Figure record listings

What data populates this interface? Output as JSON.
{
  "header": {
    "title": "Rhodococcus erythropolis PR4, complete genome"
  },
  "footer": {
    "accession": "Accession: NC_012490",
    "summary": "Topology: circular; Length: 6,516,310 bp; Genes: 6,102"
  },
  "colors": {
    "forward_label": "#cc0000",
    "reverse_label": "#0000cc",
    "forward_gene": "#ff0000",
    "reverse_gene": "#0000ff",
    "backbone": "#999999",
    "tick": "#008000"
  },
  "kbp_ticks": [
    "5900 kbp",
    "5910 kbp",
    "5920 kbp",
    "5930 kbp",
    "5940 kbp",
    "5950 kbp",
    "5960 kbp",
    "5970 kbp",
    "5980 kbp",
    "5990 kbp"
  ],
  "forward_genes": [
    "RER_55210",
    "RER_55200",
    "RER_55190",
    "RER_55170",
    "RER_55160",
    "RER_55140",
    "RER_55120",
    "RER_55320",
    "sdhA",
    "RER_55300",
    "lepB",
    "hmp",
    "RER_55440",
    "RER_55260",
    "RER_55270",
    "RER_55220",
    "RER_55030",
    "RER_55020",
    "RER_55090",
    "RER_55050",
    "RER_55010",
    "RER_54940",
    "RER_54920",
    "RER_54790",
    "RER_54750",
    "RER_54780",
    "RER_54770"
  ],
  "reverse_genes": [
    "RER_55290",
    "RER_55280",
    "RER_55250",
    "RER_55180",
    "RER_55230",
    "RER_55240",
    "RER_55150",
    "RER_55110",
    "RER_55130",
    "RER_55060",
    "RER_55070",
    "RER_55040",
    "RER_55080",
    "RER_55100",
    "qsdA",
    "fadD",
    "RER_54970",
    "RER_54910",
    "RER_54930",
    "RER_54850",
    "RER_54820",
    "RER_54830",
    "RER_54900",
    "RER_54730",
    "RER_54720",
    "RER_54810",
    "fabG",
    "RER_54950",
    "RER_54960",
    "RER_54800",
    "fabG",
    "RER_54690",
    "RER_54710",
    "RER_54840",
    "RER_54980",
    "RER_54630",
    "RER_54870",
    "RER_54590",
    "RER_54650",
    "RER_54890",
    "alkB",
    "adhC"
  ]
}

HOW TO COMPLETE THIS TASK:
All of the records above must be reproduced exactly.

EXERCISE RESULT:
What data populates this interface? Output as JSON.
{
  "header": {
    "title": "Rhodococcus erythropolis PR4, complete genome"
  },
  "footer": {
    "accession": "Accession: NC_012490",
    "summary": "Topology: circular; Length: 6,516,310 bp; Genes: 6,102"
  },
  "colors": {
    "forward_label": "#cc0000",
    "reverse_label": "#0000cc",
    "forward_gene": "#ff0000",
    "reverse_gene": "#0000ff",
    "backbone": "#999999",
    "tick": "#008000"
  },
  "kbp_ticks": [
    "5900 kbp",
    "5910 kbp",
    "5920 kbp",
    "5930 kbp",
    "5940 kbp",
    "5950 kbp",
    "5960 kbp",
    "5970 kbp",
    "5980 kbp",
    "5990 kbp"
  ],
  "forward_genes": [
    "RER_55210",
    "RER_55200",
    "RER_55190",
    "RER_55170",
    "RER_55160",
    "RER_55140",
    "RER_55120",
    "RER_55320",
    "sdhA",
    "RER_55300",
    "lepB",
    "hmp",
    "RER_55440",
    "RER_55260",
    "RER_55270",
    "RER_55220",
    "RER_55030",
    "RER_55020",
    "RER_55090",
    "RER_55050",
    "RER_55010",
    "RER_54940",
    "RER_54920",
    "RER_54790",
    "RER_54750",
    "RER_54780",
    "RER_54770"
  ],
  "reverse_genes": [
    "RER_55290",
    "RER_55280",
    "RER_55250",
    "RER_55180",
    "RER_55230",
    "RER_55240",
    "RER_55150",
    "RER_55110",
    "RER_55130",
    "RER_55060",
    "RER_55070",
    "RER_55040",
    "RER_55080",
    "RER_55100",
    "qsdA",
    "fadD",
    "RER_54970",
    "RER_54910",
    "RER_54930",
    "RER_54850",
    "RER_54820",
    "RER_54830",
    "RER_54900",
    "RER_54730",
    "RER_54720",
    "RER_54810",
    "fabG",
    "RER_54950",
    "RER_54960",
    "RER_54800",
    "fabG",
    "RER_54690",
    "RER_54710",
    "RER_54840",
    "RER_54980",
    "RER_54630",
    "RER_54870",
    "RER_54590",
    "RER_54650",
    "RER_54890",
    "alkB",
    "adhC"
  ]
}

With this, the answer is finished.